» **WHAT TO DO**
Each entry has to be copied exactly, with nothing missed.

» **Data records**
● ● ● ●

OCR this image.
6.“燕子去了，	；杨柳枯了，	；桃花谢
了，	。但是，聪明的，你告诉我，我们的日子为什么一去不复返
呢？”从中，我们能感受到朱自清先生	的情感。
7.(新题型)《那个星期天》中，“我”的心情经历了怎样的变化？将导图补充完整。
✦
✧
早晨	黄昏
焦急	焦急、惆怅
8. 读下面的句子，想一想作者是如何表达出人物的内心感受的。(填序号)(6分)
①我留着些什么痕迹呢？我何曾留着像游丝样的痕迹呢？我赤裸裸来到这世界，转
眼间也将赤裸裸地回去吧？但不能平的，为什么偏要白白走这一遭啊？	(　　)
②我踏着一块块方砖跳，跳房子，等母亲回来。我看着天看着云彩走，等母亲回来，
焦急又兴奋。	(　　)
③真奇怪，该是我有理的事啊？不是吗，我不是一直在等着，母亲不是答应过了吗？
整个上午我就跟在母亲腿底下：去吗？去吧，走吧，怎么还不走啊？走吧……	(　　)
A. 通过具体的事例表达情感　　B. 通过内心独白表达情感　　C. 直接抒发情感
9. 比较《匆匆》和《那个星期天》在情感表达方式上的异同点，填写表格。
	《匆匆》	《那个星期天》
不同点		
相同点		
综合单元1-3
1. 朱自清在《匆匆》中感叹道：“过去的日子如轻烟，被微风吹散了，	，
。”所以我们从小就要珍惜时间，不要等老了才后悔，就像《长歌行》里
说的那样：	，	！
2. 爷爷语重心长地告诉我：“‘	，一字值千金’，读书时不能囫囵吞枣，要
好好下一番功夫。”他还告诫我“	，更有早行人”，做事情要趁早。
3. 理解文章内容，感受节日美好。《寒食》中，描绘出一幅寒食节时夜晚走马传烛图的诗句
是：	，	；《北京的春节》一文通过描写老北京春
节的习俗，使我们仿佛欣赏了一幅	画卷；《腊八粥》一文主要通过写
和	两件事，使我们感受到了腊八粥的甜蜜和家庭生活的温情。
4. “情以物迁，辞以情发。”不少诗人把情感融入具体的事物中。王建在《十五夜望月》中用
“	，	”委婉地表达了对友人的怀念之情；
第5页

● ● ● ●

» **EXPECTED ANSWER**
OCR this image.
6.“燕子去了，	；杨柳枯了，	；桃花谢
了，	。但是，聪明的，你告诉我，我们的日子为什么一去不复返
呢？”从中，我们能感受到朱自清先生	的情感。
7.(新题型)《那个星期天》中，“我”的心情经历了怎样的变化？将导图补充完整。
✦
✧
早晨	黄昏
焦急	焦急、惆怅
8. 读下面的句子，想一想作者是如何表达出人物的内心感受的。(填序号)(6分)
①我留着些什么痕迹呢？我何曾留着像游丝样的痕迹呢？我赤裸裸来到这世界，转
眼间也将赤裸裸地回去吧？但不能平的，为什么偏要白白走这一遭啊？	(　　)
②我踏着一块块方砖跳，跳房子，等母亲回来。我看着天看着云彩走，等母亲回来，
焦急又兴奋。	(　　)
③真奇怪，该是我有理的事啊？不是吗，我不是一直在等着，母亲不是答应过了吗？
整个上午我就跟在母亲腿底下：去吗？去吧，走吧，怎么还不走啊？走吧……	(　　)
A. 通过具体的事例表达情感　　B. 通过内心独白表达情感　　C. 直接抒发情感
9. 比较《匆匆》和《那个星期天》在情感表达方式上的异同点，填写表格。
	《匆匆》	《那个星期天》
不同点		
相同点		
综合单元1-3
1. 朱自清在《匆匆》中感叹道：“过去的日子如轻烟，被微风吹散了，	，
。”所以我们从小就要珍惜时间，不要等老了才后悔，就像《长歌行》里
说的那样：	，	！
2. 爷爷语重心长地告诉我：“‘	，一字值千金’，读书时不能囫囵吞枣，要
好好下一番功夫。”他还告诫我“	，更有早行人”，做事情要趁早。
3. 理解文章内容，感受节日美好。《寒食》中，描绘出一幅寒食节时夜晚走马传烛图的诗句
是：	，	；《北京的春节》一文通过描写老北京春
节的习俗，使我们仿佛欣赏了一幅	画卷；《腊八粥》一文主要通过写
和	两件事，使我们感受到了腊八粥的甜蜜和家庭生活的温情。
4. “情以物迁，辞以情发。”不少诗人把情感融入具体的事物中。王建在《十五夜望月》中用
“	，	”委婉地表达了对友人的怀念之情；
第5页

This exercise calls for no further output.